▶ _Stored dataset items_
++++++++
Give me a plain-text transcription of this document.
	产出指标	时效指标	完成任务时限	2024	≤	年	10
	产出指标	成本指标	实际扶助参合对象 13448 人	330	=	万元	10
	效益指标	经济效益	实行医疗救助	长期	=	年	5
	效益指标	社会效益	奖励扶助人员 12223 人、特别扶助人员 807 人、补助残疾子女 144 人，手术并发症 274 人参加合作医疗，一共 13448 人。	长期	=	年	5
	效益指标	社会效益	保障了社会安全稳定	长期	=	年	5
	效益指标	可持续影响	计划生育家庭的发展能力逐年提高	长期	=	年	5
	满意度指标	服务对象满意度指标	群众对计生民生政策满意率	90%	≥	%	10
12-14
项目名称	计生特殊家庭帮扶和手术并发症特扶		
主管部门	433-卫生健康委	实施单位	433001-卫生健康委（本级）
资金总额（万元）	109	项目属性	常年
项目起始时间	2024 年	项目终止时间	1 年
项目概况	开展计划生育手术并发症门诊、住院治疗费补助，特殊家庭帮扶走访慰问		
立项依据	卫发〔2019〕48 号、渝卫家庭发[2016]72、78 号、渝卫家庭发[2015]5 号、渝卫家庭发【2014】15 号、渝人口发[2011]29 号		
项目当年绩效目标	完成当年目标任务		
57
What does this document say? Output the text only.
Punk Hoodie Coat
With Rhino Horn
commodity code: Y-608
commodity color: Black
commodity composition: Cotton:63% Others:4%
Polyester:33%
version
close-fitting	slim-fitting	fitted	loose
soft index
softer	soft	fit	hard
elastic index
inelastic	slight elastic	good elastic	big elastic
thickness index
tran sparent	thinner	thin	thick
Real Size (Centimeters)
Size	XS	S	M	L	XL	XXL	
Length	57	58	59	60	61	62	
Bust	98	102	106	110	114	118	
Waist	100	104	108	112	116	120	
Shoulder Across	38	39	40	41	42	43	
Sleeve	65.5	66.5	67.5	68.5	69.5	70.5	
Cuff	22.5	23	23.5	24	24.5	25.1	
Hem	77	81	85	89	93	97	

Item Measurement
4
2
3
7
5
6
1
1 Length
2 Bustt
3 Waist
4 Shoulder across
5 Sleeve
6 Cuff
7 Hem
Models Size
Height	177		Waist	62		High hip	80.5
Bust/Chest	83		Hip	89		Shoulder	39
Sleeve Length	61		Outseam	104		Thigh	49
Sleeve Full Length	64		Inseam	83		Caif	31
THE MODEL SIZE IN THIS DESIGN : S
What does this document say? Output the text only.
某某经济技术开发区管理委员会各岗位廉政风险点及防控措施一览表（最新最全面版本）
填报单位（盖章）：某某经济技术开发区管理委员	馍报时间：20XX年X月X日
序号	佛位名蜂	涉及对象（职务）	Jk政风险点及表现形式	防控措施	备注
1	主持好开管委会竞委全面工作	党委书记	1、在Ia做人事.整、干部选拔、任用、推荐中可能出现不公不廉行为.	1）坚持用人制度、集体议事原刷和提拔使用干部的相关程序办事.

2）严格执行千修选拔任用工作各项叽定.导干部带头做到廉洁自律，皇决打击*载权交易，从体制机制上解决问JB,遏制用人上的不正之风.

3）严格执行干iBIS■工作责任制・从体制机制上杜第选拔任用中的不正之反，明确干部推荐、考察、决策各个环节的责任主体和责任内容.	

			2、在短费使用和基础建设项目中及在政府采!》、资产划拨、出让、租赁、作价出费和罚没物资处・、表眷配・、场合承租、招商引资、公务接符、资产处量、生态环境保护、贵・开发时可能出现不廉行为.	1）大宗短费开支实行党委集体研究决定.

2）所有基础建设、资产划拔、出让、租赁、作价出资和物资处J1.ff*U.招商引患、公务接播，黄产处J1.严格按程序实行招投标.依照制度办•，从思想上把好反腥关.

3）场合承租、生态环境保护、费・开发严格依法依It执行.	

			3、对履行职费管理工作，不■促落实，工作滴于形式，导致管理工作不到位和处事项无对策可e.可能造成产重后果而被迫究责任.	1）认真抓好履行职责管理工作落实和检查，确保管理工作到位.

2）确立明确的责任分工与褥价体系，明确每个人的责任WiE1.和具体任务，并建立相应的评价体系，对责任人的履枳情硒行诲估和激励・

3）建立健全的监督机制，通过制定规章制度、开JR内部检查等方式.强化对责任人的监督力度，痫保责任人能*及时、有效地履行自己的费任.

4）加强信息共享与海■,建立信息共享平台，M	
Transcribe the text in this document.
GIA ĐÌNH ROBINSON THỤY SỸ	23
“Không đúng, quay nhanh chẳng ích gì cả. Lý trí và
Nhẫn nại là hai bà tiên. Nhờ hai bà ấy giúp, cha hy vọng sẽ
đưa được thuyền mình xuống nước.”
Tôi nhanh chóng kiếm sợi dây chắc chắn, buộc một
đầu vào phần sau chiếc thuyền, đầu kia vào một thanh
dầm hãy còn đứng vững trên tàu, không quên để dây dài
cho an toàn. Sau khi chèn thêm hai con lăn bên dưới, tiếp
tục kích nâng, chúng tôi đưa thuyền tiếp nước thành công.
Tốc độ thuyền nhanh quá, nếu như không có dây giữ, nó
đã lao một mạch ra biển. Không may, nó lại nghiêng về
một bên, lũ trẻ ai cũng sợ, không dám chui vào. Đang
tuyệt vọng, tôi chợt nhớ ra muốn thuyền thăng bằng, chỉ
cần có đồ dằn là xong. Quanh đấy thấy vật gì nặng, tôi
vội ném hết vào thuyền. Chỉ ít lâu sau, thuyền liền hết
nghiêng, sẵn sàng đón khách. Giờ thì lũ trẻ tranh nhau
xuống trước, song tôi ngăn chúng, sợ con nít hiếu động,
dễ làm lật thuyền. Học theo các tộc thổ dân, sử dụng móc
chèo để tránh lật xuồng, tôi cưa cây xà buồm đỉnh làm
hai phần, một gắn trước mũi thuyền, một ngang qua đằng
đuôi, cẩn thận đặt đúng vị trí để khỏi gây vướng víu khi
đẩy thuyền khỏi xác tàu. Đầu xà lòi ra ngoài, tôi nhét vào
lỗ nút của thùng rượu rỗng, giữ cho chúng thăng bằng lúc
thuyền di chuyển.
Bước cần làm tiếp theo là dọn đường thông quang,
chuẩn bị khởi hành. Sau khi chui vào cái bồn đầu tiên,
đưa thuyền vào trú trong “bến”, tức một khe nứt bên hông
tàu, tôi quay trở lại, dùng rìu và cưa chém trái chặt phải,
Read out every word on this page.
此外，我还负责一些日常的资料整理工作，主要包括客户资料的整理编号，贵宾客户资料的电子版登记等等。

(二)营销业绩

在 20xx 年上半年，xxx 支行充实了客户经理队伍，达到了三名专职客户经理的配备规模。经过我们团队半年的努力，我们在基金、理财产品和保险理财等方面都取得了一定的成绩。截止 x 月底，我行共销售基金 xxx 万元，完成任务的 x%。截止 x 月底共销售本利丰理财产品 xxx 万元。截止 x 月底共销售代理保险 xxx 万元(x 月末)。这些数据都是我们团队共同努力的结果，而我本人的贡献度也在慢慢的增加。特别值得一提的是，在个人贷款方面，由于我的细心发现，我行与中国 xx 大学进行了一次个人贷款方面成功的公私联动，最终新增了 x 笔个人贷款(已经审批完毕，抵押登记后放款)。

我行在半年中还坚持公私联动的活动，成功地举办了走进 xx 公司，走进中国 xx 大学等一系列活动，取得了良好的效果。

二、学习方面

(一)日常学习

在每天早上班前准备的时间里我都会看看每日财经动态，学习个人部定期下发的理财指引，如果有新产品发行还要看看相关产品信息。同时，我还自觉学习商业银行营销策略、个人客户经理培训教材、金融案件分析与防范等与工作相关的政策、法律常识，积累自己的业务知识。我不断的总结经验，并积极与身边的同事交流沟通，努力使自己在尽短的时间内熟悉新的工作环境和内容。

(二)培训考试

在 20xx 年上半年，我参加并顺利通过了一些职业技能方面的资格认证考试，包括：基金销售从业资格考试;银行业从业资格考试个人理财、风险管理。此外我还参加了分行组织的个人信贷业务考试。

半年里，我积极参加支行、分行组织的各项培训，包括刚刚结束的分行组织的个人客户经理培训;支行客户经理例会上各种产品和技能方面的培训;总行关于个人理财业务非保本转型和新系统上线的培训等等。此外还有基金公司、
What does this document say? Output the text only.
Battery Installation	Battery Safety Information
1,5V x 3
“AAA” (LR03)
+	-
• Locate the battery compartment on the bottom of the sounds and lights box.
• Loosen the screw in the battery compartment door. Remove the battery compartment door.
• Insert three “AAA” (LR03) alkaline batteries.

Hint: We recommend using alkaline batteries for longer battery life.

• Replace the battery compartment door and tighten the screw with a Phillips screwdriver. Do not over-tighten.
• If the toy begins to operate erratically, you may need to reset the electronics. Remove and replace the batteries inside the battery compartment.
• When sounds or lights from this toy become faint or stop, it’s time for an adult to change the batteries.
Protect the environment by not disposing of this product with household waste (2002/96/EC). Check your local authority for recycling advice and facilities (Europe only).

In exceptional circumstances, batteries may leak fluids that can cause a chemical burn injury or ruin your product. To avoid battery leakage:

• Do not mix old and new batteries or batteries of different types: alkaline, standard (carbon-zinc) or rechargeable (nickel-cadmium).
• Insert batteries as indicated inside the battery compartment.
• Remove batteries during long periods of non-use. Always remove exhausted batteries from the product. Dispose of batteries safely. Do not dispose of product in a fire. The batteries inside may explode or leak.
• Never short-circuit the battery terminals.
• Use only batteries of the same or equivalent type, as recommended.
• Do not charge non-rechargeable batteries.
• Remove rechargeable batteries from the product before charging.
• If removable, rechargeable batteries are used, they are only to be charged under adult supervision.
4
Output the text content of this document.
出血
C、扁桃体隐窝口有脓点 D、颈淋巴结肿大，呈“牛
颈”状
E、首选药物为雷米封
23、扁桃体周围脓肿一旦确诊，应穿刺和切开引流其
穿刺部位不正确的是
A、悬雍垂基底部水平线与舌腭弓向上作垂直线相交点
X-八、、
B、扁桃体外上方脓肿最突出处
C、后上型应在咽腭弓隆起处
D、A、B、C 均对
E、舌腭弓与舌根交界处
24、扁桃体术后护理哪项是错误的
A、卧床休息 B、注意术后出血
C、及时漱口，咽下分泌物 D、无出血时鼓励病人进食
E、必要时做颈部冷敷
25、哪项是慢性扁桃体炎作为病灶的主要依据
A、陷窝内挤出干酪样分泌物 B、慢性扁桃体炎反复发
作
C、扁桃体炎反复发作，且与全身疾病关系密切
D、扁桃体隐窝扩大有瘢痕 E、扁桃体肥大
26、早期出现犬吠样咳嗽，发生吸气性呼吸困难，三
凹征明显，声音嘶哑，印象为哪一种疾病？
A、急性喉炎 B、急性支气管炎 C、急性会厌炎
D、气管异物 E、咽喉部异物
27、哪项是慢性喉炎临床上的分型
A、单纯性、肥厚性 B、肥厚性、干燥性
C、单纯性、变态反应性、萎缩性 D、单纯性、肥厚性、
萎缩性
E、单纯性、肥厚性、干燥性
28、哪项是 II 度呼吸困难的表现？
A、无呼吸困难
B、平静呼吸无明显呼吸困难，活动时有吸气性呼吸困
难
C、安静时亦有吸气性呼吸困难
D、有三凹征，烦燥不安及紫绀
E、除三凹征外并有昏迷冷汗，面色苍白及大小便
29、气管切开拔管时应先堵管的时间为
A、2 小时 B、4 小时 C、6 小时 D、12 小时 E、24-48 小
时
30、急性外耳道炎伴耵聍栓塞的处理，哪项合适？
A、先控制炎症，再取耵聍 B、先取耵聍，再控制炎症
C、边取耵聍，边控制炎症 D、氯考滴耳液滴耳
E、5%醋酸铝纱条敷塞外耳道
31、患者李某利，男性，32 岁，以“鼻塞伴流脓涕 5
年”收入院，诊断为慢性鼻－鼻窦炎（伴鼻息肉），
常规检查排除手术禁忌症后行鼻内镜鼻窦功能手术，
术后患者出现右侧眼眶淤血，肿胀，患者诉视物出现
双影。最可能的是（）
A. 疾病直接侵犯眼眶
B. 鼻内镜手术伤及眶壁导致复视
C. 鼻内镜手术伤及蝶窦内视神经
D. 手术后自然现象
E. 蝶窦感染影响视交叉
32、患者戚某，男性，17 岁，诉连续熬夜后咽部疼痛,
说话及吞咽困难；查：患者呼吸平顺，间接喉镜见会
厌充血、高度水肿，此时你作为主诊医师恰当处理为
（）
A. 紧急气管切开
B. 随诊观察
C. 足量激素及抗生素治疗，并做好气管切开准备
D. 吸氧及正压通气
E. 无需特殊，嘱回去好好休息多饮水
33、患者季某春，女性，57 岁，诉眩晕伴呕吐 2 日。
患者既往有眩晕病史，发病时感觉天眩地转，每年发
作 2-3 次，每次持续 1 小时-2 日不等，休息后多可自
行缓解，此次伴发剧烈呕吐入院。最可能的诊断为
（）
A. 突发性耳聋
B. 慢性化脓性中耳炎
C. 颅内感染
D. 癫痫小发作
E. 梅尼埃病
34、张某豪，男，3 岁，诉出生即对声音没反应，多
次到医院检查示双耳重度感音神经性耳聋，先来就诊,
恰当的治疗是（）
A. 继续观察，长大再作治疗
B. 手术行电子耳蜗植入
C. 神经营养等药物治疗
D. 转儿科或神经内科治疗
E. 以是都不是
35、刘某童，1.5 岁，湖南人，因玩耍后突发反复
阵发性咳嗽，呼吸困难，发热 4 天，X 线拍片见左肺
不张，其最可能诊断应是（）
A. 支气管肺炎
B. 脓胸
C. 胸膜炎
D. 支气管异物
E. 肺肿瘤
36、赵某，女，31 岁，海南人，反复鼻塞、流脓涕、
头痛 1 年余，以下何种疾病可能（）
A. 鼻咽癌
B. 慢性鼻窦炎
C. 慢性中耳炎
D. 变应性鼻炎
++++++++
Extract each line from the entries above that contains the string "compartment".

▶ _RESULT OF THE TASK_
• Locate the battery compartment on the bottom of the sounds and lights box.
• Loosen the screw in the battery compartment door. Remove the battery compartment door.
• Replace the battery compartment door and tighten the screw with a Phillips screwdriver. Do not over-tighten.
• If the toy begins to operate erratically, you may need to reset the electronics. Remove and replace the batteries inside the battery compartment.
• Insert batteries as indicated inside the battery compartment.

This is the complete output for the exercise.